Filter this data down to the lines that hold "full", and copy them.

» **Listing**
---*---

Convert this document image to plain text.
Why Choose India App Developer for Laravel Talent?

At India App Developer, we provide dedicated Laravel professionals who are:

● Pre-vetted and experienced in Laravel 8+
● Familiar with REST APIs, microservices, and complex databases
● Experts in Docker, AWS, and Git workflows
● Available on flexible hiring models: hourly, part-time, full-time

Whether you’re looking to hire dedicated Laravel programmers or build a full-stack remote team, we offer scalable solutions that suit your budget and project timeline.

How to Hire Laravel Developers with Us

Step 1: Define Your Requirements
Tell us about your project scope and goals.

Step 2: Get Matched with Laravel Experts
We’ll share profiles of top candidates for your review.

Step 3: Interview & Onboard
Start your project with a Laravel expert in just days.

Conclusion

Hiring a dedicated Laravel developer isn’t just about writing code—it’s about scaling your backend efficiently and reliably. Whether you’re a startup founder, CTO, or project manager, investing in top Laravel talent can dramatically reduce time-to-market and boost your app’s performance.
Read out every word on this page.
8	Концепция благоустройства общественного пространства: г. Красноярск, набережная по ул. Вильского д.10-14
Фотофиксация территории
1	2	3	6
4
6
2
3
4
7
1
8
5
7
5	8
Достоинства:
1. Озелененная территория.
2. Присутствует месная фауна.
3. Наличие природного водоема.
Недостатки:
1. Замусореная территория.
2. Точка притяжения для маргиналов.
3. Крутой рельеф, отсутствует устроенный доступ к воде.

---*---

» **Problem solution**
● Available on flexible hiring models: hourly, part-time, full-time
Whether you’re looking to hire dedicated Laravel programmers or build a full-stack remote team, we offer scalable solutions that suit your budget and project timeline.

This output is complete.